WHAT YOU ARE ASKED TO DO: Carry none of the pictures over; set down the material below exactly.

## BEGIN LISTED RECORDS

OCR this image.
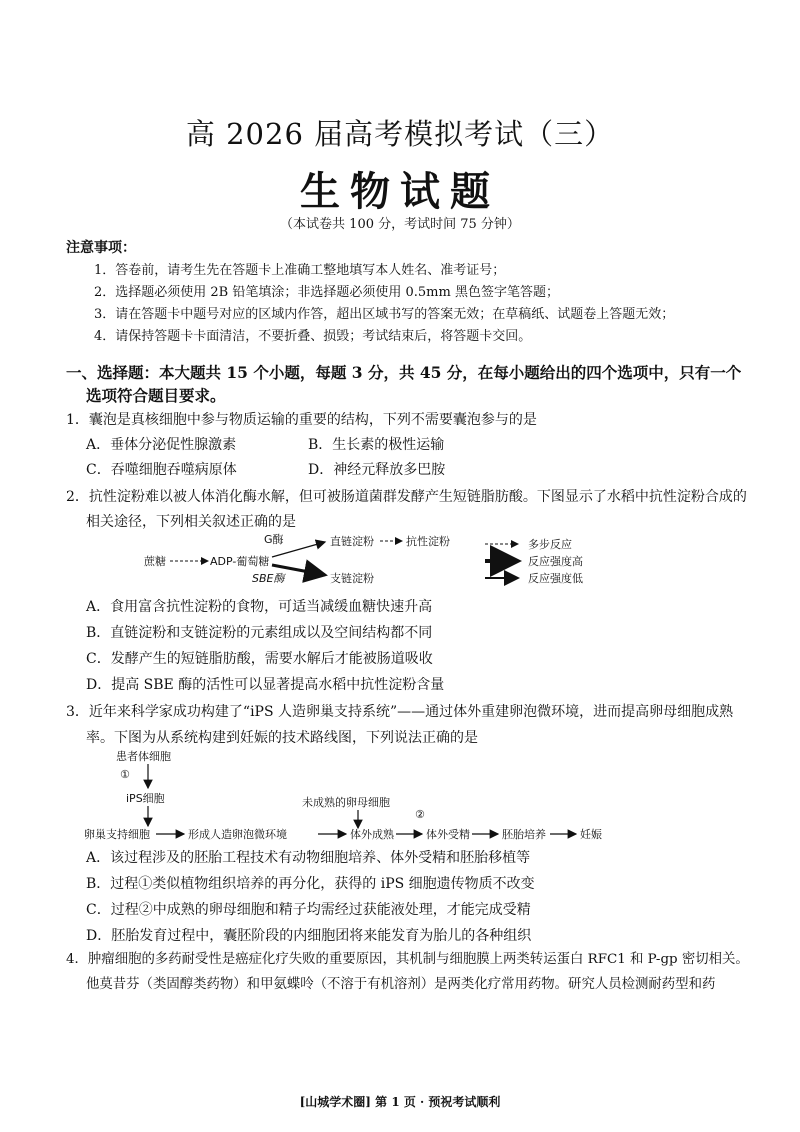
高 2026 届高考模拟考试（三）
生物试题
（本试卷共 100 分，考试时间 75 分钟）
注意事项：
1．答卷前，请考生先在答题卡上准确工整地填写本人姓名、准考证号；
2．选择题必须使用 2B 铅笔填涂；非选择题必须使用 0.5mm 黑色签字笔答题；
3．请在答题卡中题号对应的区域内作答，超出区域书写的答案无效；在草稿纸、试题卷上答题无效；
4．请保持答题卡卡面清洁，不要折叠、损毁；考试结束后，将答题卡交回。
一、选择题：本大题共 15 个小题，每题 3 分，共 45 分，在每小题给出的四个选项中，只有一个
选项符合题目要求。
1．囊泡是真核细胞中参与物质运输的重要的结构，下列不需要囊泡参与的是
A．垂体分泌促性腺激素	B．生长素的极性运输
C．吞噬细胞吞噬病原体	D．神经元释放多巴胺
2．抗性淀粉难以被人体消化酶水解，但可被肠道菌群发酵产生短链脂肪酸。下图显示了水稻中抗性淀粉合成的
相关途径，下列相关叙述正确的是
蔗糖	ADP-葡萄糖
G酶	直链淀粉	抗性淀粉
SBE酶	支链淀粉
多步反应
反应强度高
反应强度低
A．食用富含抗性淀粉的食物，可适当减缓血糖快速升高
B．直链淀粉和支链淀粉的元素组成以及空间结构都不同
C．发酵产生的短链脂肪酸，需要水解后才能被肠道吸收
D．提高 SBE 酶的活性可以显著提高水稻中抗性淀粉含量
3．近年来科学家成功构建了“iPS 人造卵巢支持系统”——通过体外重建卵泡微环境，进而提高卵母细胞成熟
率。下图为从系统构建到妊娠的技术路线图，下列说法正确的是
患者体细胞
①
iPS细胞	未成熟的卵母细胞
②
卵巢支持细胞	形成人造卵泡微环境	体外成熟	体外受精	胚胎培养	妊娠
A．该过程涉及的胚胎工程技术有动物细胞培养、体外受精和胚胎移植等
B．过程①类似植物组织培养的再分化，获得的 iPS 细胞遗传物质不改变
C．过程②中成熟的卵母细胞和精子均需经过获能液处理，才能完成受精
D．胚胎发育过程中，囊胚阶段的内细胞团将来能发育为胎儿的各种组织
4．肿瘤细胞的多药耐受性是癌症化疗失败的重要原因，其机制与细胞膜上两类转运蛋白 RFC1 和 P-gp 密切相关。
他莫昔芬（类固醇类药物）和甲氨蝶呤（不溶于有机溶剂）是两类化疗常用药物。研究人员检测耐药型和药
[山城学术圈] 第 1 页 · 预祝考试顺利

## END LISTED RECORDS

ANSWER BELOW:
OCR this image.
高 2026 届高考模拟考试（三）
生物试题
（本试卷共 100 分，考试时间 75 分钟）
注意事项：
1．答卷前，请考生先在答题卡上准确工整地填写本人姓名、准考证号；
2．选择题必须使用 2B 铅笔填涂；非选择题必须使用 0.5mm 黑色签字笔答题；
3．请在答题卡中题号对应的区域内作答，超出区域书写的答案无效；在草稿纸、试题卷上答题无效；
4．请保持答题卡卡面清洁，不要折叠、损毁；考试结束后，将答题卡交回。
一、选择题：本大题共 15 个小题，每题 3 分，共 45 分，在每小题给出的四个选项中，只有一个
选项符合题目要求。
1．囊泡是真核细胞中参与物质运输的重要的结构，下列不需要囊泡参与的是
A．垂体分泌促性腺激素	B．生长素的极性运输
C．吞噬细胞吞噬病原体	D．神经元释放多巴胺
2．抗性淀粉难以被人体消化酶水解，但可被肠道菌群发酵产生短链脂肪酸。下图显示了水稻中抗性淀粉合成的
相关途径，下列相关叙述正确的是
蔗糖	ADP-葡萄糖
G酶	直链淀粉	抗性淀粉
SBE酶	支链淀粉
多步反应
反应强度高
反应强度低
A．食用富含抗性淀粉的食物，可适当减缓血糖快速升高
B．直链淀粉和支链淀粉的元素组成以及空间结构都不同
C．发酵产生的短链脂肪酸，需要水解后才能被肠道吸收
D．提高 SBE 酶的活性可以显著提高水稻中抗性淀粉含量
3．近年来科学家成功构建了“iPS 人造卵巢支持系统”——通过体外重建卵泡微环境，进而提高卵母细胞成熟
率。下图为从系统构建到妊娠的技术路线图，下列说法正确的是
患者体细胞
①
iPS细胞	未成熟的卵母细胞
②
卵巢支持细胞	形成人造卵泡微环境	体外成熟	体外受精	胚胎培养	妊娠
A．该过程涉及的胚胎工程技术有动物细胞培养、体外受精和胚胎移植等
B．过程①类似植物组织培养的再分化，获得的 iPS 细胞遗传物质不改变
C．过程②中成熟的卵母细胞和精子均需经过获能液处理，才能完成受精
D．胚胎发育过程中，囊胚阶段的内细胞团将来能发育为胎儿的各种组织
4．肿瘤细胞的多药耐受性是癌症化疗失败的重要原因，其机制与细胞膜上两类转运蛋白 RFC1 和 P-gp 密切相关。
他莫昔芬（类固醇类药物）和甲氨蝶呤（不溶于有机溶剂）是两类化疗常用药物。研究人员检测耐药型和药
[山城学术圈] 第 1 页 · 预祝考试顺利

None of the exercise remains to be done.